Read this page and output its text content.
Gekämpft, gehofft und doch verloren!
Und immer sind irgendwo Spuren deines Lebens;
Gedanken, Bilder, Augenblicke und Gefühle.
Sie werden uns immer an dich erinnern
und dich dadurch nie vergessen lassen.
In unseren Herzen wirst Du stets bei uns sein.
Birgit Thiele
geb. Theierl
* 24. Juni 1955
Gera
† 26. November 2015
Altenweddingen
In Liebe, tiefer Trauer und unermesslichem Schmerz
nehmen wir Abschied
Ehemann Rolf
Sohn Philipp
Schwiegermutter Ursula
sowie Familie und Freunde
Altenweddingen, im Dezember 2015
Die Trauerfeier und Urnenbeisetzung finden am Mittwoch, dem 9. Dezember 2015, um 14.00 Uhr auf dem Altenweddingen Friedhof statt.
****
The problem
Identify each line holding the string "immer", and copy it out.

Written reply
Und immer sind irgendwo Spuren deines Lebens;
Sie werden uns immer an dich erinnern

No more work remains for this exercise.